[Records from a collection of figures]
%%

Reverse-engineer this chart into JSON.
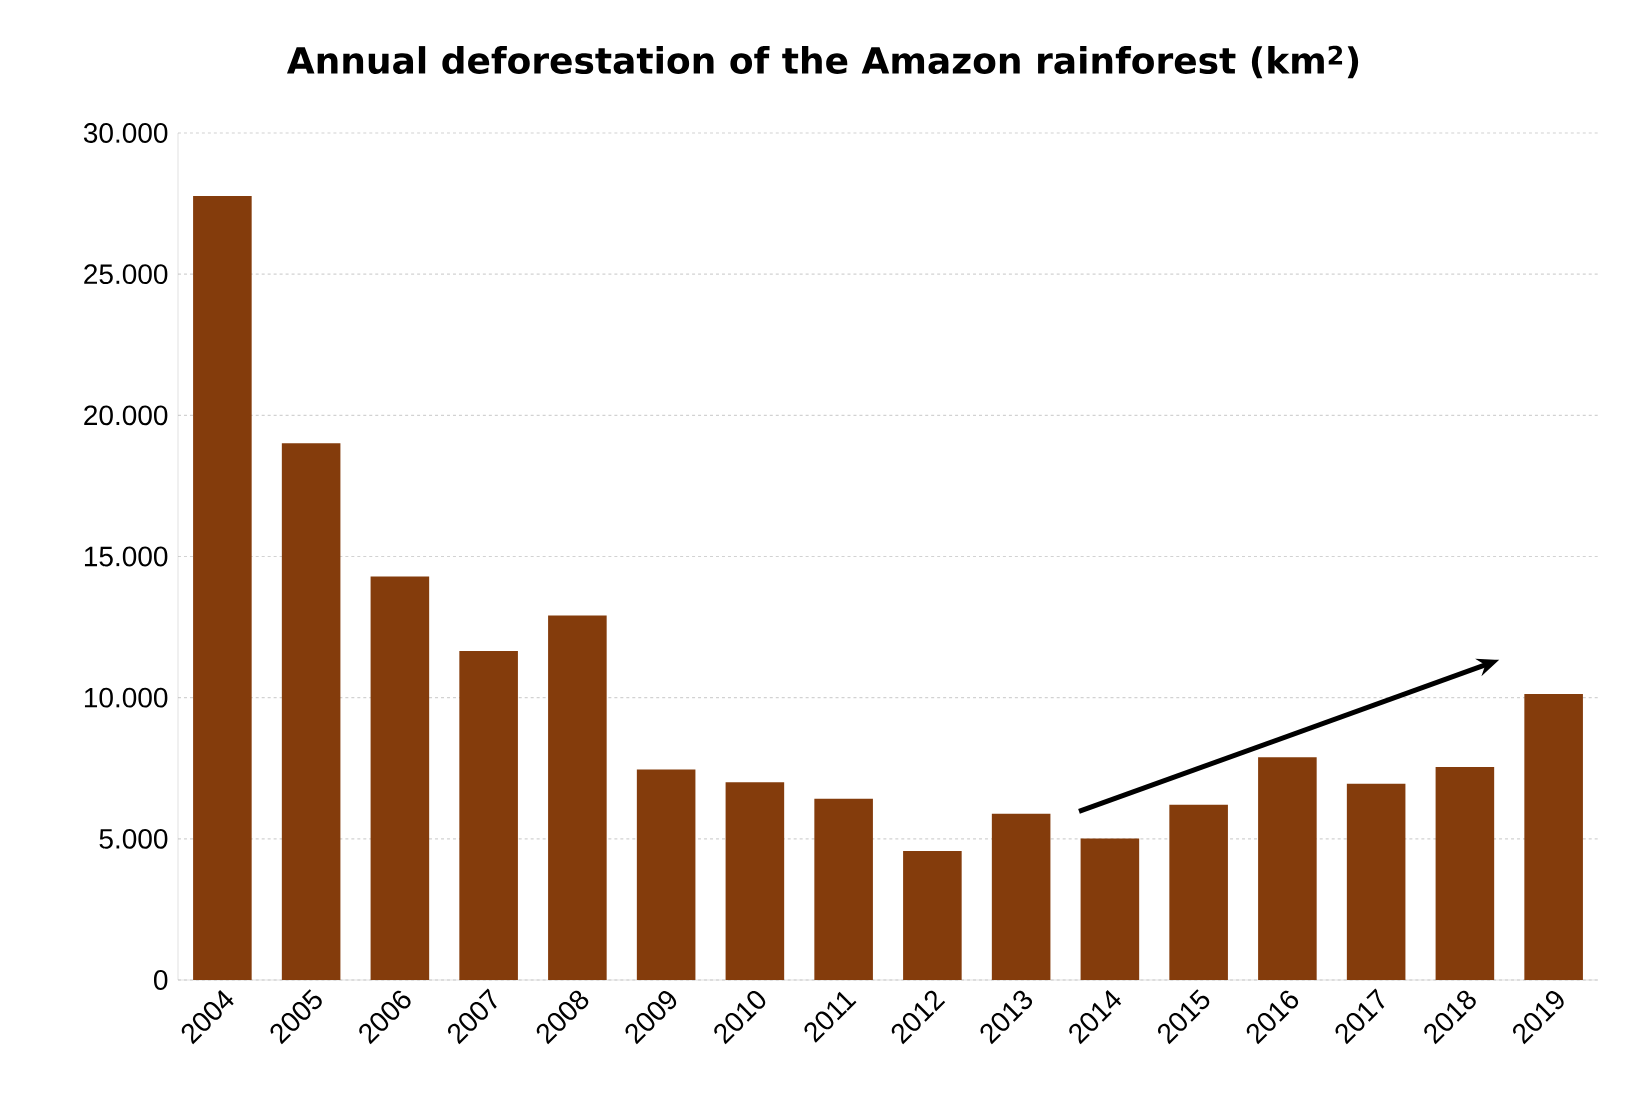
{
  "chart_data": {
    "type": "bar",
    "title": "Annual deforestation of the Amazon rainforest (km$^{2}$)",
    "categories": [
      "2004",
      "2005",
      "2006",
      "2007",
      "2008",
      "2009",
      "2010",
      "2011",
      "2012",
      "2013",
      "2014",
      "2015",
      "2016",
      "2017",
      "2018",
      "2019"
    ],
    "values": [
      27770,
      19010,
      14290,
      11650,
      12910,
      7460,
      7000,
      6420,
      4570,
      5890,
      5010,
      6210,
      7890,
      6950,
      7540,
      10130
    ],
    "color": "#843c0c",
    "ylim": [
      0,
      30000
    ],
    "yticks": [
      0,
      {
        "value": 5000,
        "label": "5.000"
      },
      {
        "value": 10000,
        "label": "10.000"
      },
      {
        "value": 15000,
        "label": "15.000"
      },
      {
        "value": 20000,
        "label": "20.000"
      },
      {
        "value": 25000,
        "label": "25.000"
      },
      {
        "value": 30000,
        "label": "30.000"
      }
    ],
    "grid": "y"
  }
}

%%
%%

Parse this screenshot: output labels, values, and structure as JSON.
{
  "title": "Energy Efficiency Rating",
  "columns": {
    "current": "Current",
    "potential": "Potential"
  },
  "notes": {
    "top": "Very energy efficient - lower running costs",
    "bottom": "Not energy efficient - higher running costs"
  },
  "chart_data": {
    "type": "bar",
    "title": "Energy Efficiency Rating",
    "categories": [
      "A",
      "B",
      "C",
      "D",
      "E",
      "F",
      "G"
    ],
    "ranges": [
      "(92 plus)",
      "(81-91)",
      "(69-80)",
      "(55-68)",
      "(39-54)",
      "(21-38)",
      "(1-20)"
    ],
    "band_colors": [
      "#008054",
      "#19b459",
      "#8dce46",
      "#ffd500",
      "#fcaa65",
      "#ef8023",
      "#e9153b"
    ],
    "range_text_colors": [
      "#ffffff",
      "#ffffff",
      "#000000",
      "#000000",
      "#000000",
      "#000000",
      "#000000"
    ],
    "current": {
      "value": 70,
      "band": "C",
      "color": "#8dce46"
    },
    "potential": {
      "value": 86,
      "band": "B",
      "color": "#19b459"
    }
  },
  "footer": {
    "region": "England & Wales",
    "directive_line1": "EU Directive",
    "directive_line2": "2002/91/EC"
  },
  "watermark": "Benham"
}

%%

GOAL OF THE EXERCISE:
Of all the lines in the entries, how many contain the word "JSON"? Give only the number.

REPLY TO THE TASK:
2